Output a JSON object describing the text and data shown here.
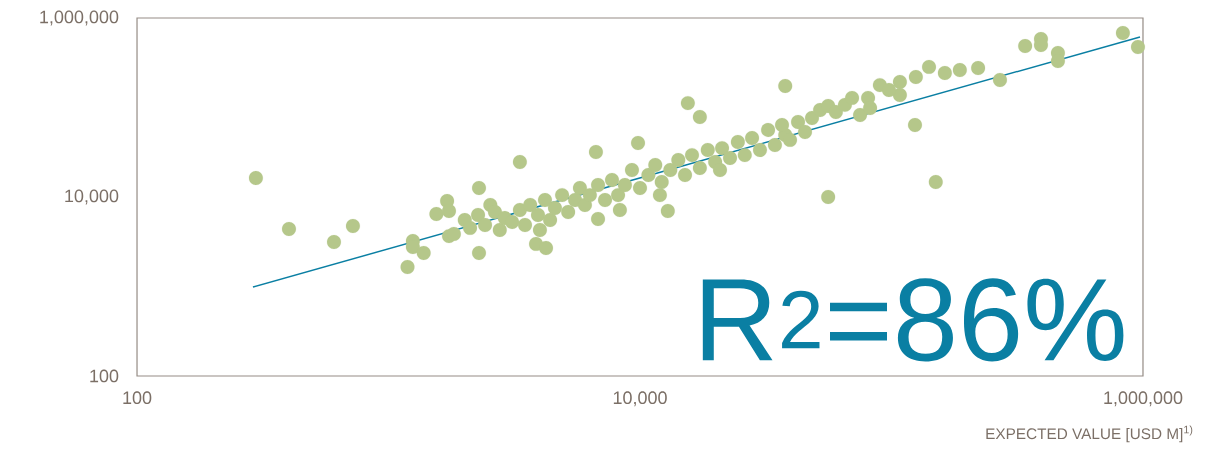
{
  "chart_data": {
    "type": "scatter",
    "xlabel": "EXPECTED VALUE [USD M]$^{1)}$",
    "annotations": [
      "R$^{2}$=86%"
    ],
    "log": "xy",
    "marker": "circle",
    "xlim": [
      100,
      1000000
    ],
    "ylim": [
      100,
      1000000
    ],
    "xticks": [
      {
        "value": 100,
        "label": "100"
      },
      {
        "value": 10000,
        "label": "10,000"
      },
      {
        "value": 1000000,
        "label": "1,000,000"
      }
    ],
    "yticks": [
      {
        "value": 100,
        "label": "100"
      },
      {
        "value": 10000,
        "label": "10,000"
      },
      {
        "value": 1000000,
        "label": "1,000,000"
      }
    ],
    "series": [
      {
        "color": "#b5c78a",
        "x": [
          297,
          402,
          607,
          722,
          1190,
          1250,
          1250,
          1380,
          1550,
          1710,
          1740,
          1740,
          1820,
          2290,
          2290,
          2540,
          3330,
          3860,
          4230,
          6810,
          6680,
          9820,
          12900,
          15500,
          17300,
          37800,
          56000,
          37800,
          150000,
          124000,
          108000,
          125000,
          270000,
          340000,
          393000,
          393000,
          459000,
          459000,
          832000,
          955000,
          141000,
          163000,
          187000,
          221000,
          108000,
          89900,
          80700,
          97700,
          2010,
          2110,
          2270,
          2420,
          2650,
          2770,
          2900,
          3100,
          3330,
          3490,
          3660,
          3930,
          4190,
          4390,
          4590,
          4900,
          5180,
          5520,
          5770,
          6040,
          6320,
          6810,
          7260,
          7740,
          8180,
          8710,
          9290,
          10000,
          10800,
          11500,
          12200,
          13200,
          14200,
          15100,
          16100,
          17300,
          18600,
          19900,
          21200,
          22800,
          24500,
          26100,
          27900,
          30000,
          32300,
          34400,
          36700,
          39500,
          42500,
          45300,
          48300,
          52000,
          56000,
          60100,
          65300,
          69700,
          75000,
          82200,
          4000,
          8320,
          12000,
          20800
        ],
        "values": [
          16300,
          4390,
          3140,
          4740,
          1650,
          3220,
          2760,
          2370,
          6460,
          9010,
          6980,
          3660,
          3870,
          2370,
          12600,
          8150,
          24600,
          2990,
          2690,
          5680,
          31800,
          40100,
          6980,
          112000,
          78300,
          174000,
          10000,
          49300,
          14700,
          63700,
          138000,
          219000,
          203000,
          486000,
          582000,
          499000,
          406000,
          331000,
          679000,
          474000,
          284000,
          243000,
          262000,
          276000,
          193000,
          178000,
          128000,
          157000,
          5530,
          4510,
          6300,
          4860,
          6790,
          4280,
          5820,
          5260,
          7160,
          4860,
          8150,
          6300,
          9250,
          5530,
          7530,
          10500,
          6790,
          9250,
          12600,
          8150,
          10500,
          13600,
          9250,
          15500,
          10500,
          13600,
          20000,
          12600,
          17600,
          22800,
          14700,
          20000,
          25900,
          17600,
          29400,
          21100,
          33500,
          24600,
          35200,
          27300,
          41200,
          29400,
          45600,
          33500,
          56100,
          38100,
          63700,
          43400,
          68900,
          53200,
          76400,
          93700,
          104000,
          89100,
          107000,
          128000,
          82400,
          98600,
          4280,
          7160,
          10500,
          20000
        ]
      },
      {
        "type": "line",
        "color": "#0a7fa3",
        "marker": "none",
        "x": [
          289,
          973000
        ],
        "values": [
          986,
          614000
        ]
      }
    ]
  }
}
++++++
→ **REQUIREMENT**: Skipping the pictures, transcribe each line above exactly as it appears.

→ **CORRECT OUTPUT**:
Output a JSON object describing the text and data shown here.
{
  "chart_data": {
    "type": "scatter",
    "xlabel": "EXPECTED VALUE [USD M]$^{1)}$",
    "annotations": [
      "R$^{2}$=86%"
    ],
    "log": "xy",
    "marker": "circle",
    "xlim": [
      100,
      1000000
    ],
    "ylim": [
      100,
      1000000
    ],
    "xticks": [
      {
        "value": 100,
        "label": "100"
      },
      {
        "value": 10000,
        "label": "10,000"
      },
      {
        "value": 1000000,
        "label": "1,000,000"
      }
    ],
    "yticks": [
      {
        "value": 100,
        "label": "100"
      },
      {
        "value": 10000,
        "label": "10,000"
      },
      {
        "value": 1000000,
        "label": "1,000,000"
      }
    ],
    "series": [
      {
        "color": "#b5c78a",
        "x": [
          297,
          402,
          607,
          722,
          1190,
          1250,
          1250,
          1380,
          1550,
          1710,
          1740,
          1740,
          1820,
          2290,
          2290,
          2540,
          3330,
          3860,
          4230,
          6810,
          6680,
          9820,
          12900,
          15500,
          17300,
          37800,
          56000,
          37800,
          150000,
          124000,
          108000,
          125000,
          270000,
          340000,
          393000,
          393000,
          459000,
          459000,
          832000,
          955000,
          141000,
          163000,
          187000,
          221000,
          108000,
          89900,
          80700,
          97700,
          2010,
          2110,
          2270,
          2420,
          2650,
          2770,
          2900,
          3100,
          3330,
          3490,
          3660,
          3930,
          4190,
          4390,
          4590,
          4900,
          5180,
          5520,
          5770,
          6040,
          6320,
          6810,
          7260,
          7740,
          8180,
          8710,
          9290,
          10000,
          10800,
          11500,
          12200,
          13200,
          14200,
          15100,
          16100,
          17300,
          18600,
          19900,
          21200,
          22800,
          24500,
          26100,
          27900,
          30000,
          32300,
          34400,
          36700,
          39500,
          42500,
          45300,
          48300,
          52000,
          56000,
          60100,
          65300,
          69700,
          75000,
          82200,
          4000,
          8320,
          12000,
          20800
        ],
        "values": [
          16300,
          4390,
          3140,
          4740,
          1650,
          3220,
          2760,
          2370,
          6460,
          9010,
          6980,
          3660,
          3870,
          2370,
          12600,
          8150,
          24600,
          2990,
          2690,
          5680,
          31800,
          40100,
          6980,
          112000,
          78300,
          174000,
          10000,
          49300,
          14700,
          63700,
          138000,
          219000,
          203000,
          486000,
          582000,
          499000,
          406000,
          331000,
          679000,
          474000,
          284000,
          243000,
          262000,
          276000,
          193000,
          178000,
          128000,
          157000,
          5530,
          4510,
          6300,
          4860,
          6790,
          4280,
          5820,
          5260,
          7160,
          4860,
          8150,
          6300,
          9250,
          5530,
          7530,
          10500,
          6790,
          9250,
          12600,
          8150,
          10500,
          13600,
          9250,
          15500,
          10500,
          13600,
          20000,
          12600,
          17600,
          22800,
          14700,
          20000,
          25900,
          17600,
          29400,
          21100,
          33500,
          24600,
          35200,
          27300,
          41200,
          29400,
          45600,
          33500,
          56100,
          38100,
          63700,
          43400,
          68900,
          53200,
          76400,
          93700,
          104000,
          89100,
          107000,
          128000,
          82400,
          98600,
          4280,
          7160,
          10500,
          20000
        ]
      },
      {
        "type": "line",
        "color": "#0a7fa3",
        "marker": "none",
        "x": [
          289,
          973000
        ],
        "values": [
          986,
          614000
        ]
      }
    ]
  }
}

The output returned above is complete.